• Exercise brief: Collect the lines of the entries where "this" shows up.

• Excerpted records:
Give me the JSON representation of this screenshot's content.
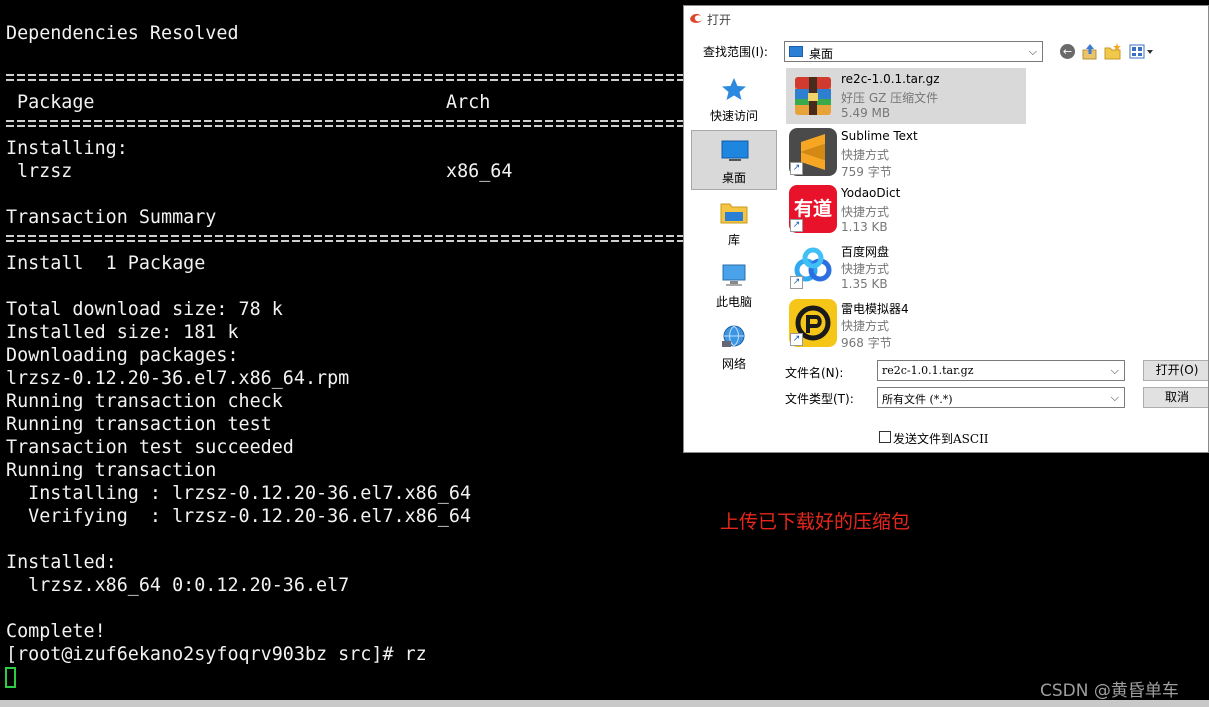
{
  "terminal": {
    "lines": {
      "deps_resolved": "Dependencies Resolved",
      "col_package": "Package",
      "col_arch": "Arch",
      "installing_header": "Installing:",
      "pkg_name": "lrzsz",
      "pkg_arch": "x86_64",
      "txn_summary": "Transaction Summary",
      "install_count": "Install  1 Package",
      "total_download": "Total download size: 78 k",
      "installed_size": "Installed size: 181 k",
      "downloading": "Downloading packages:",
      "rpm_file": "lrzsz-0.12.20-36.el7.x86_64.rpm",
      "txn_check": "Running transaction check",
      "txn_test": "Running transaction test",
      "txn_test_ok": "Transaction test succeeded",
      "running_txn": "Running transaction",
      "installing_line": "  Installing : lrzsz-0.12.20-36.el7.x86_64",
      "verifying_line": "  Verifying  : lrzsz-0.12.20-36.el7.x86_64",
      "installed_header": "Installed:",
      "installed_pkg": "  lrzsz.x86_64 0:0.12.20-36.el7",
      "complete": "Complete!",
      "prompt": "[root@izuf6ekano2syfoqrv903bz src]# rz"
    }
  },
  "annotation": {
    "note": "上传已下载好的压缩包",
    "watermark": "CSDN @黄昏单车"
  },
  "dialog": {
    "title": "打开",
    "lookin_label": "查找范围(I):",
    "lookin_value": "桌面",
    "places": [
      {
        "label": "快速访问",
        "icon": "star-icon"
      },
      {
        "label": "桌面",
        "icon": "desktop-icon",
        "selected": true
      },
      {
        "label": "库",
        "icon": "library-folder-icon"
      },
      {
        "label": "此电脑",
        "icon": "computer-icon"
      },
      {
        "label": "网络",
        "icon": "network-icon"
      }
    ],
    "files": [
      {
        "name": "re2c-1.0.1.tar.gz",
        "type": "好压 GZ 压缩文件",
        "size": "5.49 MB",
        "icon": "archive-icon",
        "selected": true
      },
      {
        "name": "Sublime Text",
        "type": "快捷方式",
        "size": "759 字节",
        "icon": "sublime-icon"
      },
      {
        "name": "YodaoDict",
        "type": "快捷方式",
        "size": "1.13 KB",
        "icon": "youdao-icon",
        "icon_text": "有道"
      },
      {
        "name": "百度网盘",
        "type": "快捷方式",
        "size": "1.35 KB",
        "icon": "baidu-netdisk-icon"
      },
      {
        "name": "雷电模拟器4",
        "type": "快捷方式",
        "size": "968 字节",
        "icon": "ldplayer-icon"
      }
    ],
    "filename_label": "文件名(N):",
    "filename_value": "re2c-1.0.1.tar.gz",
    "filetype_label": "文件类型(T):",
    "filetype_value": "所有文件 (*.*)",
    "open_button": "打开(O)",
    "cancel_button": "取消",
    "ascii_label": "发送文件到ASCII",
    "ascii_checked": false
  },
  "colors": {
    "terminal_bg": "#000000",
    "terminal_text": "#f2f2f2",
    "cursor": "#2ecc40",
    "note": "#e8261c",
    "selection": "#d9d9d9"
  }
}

...

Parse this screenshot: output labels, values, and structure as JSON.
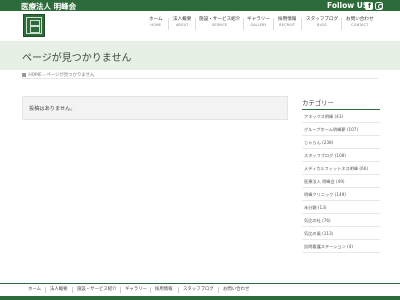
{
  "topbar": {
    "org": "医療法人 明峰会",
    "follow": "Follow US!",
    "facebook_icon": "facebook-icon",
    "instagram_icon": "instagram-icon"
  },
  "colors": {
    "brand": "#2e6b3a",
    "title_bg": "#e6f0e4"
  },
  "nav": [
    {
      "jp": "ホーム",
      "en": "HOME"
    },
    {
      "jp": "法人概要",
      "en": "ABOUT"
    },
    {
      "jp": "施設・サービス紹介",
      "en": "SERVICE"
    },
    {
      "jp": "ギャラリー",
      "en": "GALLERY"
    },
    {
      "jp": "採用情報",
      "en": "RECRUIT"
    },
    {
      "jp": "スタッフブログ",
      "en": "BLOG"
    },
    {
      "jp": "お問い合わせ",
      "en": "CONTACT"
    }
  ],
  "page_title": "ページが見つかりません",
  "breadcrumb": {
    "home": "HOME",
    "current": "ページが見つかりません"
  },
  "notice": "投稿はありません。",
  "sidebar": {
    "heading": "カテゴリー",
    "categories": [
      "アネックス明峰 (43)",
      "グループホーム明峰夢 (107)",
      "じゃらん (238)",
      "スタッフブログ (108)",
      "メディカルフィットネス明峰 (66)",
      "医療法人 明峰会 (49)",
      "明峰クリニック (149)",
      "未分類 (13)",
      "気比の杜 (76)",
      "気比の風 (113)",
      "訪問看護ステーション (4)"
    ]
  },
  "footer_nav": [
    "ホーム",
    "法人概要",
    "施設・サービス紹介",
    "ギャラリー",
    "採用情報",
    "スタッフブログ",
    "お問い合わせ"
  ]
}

• Exercise output:
Give me the JSON representation of this screenshot's content.
Parse this screenshot: output labels, values, and structure as JSON.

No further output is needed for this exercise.